Write the listing out once more, with every line exactly as it stands.

***** EXCERPTED DATA

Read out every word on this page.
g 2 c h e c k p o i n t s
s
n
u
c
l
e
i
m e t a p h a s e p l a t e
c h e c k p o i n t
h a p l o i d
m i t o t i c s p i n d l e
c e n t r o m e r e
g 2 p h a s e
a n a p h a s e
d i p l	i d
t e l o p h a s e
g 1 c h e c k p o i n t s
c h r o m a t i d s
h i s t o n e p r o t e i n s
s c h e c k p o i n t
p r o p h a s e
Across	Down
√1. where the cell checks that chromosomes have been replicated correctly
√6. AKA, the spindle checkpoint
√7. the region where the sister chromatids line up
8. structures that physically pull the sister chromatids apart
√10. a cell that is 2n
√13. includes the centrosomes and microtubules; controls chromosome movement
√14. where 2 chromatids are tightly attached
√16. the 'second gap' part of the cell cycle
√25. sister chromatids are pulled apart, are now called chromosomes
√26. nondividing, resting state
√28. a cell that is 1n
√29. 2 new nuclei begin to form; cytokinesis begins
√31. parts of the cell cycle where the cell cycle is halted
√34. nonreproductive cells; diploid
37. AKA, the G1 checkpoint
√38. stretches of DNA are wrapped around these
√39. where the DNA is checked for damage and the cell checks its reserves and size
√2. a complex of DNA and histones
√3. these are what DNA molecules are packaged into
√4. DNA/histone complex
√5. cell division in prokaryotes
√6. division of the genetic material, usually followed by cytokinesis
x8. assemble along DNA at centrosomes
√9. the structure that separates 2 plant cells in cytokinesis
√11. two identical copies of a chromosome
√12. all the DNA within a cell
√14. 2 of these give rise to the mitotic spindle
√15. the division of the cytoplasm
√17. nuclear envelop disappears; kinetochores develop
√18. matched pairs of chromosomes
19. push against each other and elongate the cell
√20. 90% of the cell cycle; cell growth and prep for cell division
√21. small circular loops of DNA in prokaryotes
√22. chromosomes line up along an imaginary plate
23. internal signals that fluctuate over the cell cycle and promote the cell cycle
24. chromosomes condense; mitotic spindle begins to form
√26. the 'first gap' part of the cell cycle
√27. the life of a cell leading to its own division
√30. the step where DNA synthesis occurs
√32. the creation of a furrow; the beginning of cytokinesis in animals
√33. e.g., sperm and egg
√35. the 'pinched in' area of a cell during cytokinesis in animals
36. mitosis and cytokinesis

**********

# [SOLUTION TO THIS TASK]
Read out every word on this page.
g 2 c h e c k p o i n t s
s
n
u
c
l
e
i
m e t a p h a s e p l a t e
c h e c k p o i n t
h a p l o i d
m i t o t i c s p i n d l e
c e n t r o m e r e
g 2 p h a s e
a n a p h a s e
d i p l	i d
t e l o p h a s e
g 1 c h e c k p o i n t s
c h r o m a t i d s
h i s t o n e p r o t e i n s
s c h e c k p o i n t
p r o p h a s e
Across	Down
√1. where the cell checks that chromosomes have been replicated correctly
√6. AKA, the spindle checkpoint
√7. the region where the sister chromatids line up
8. structures that physically pull the sister chromatids apart
√10. a cell that is 2n
√13. includes the centrosomes and microtubules; controls chromosome movement
√14. where 2 chromatids are tightly attached
√16. the 'second gap' part of the cell cycle
√25. sister chromatids are pulled apart, are now called chromosomes
√26. nondividing, resting state
√28. a cell that is 1n
√29. 2 new nuclei begin to form; cytokinesis begins
√31. parts of the cell cycle where the cell cycle is halted
√34. nonreproductive cells; diploid
37. AKA, the G1 checkpoint
√38. stretches of DNA are wrapped around these
√39. where the DNA is checked for damage and the cell checks its reserves and size
√2. a complex of DNA and histones
√3. these are what DNA molecules are packaged into
√4. DNA/histone complex
√5. cell division in prokaryotes
√6. division of the genetic material, usually followed by cytokinesis
x8. assemble along DNA at centrosomes
√9. the structure that separates 2 plant cells in cytokinesis
√11. two identical copies of a chromosome
√12. all the DNA within a cell
√14. 2 of these give rise to the mitotic spindle
√15. the division of the cytoplasm
√17. nuclear envelop disappears; kinetochores develop
√18. matched pairs of chromosomes
19. push against each other and elongate the cell
√20. 90% of the cell cycle; cell growth and prep for cell division
√21. small circular loops of DNA in prokaryotes
√22. chromosomes line up along an imaginary plate
23. internal signals that fluctuate over the cell cycle and promote the cell cycle
24. chromosomes condense; mitotic spindle begins to form
√26. the 'first gap' part of the cell cycle
√27. the life of a cell leading to its own division
√30. the step where DNA synthesis occurs
√32. the creation of a furrow; the beginning of cytokinesis in animals
√33. e.g., sperm and egg
√35. the 'pinched in' area of a cell during cytokinesis in animals
36. mitosis and cytokinesis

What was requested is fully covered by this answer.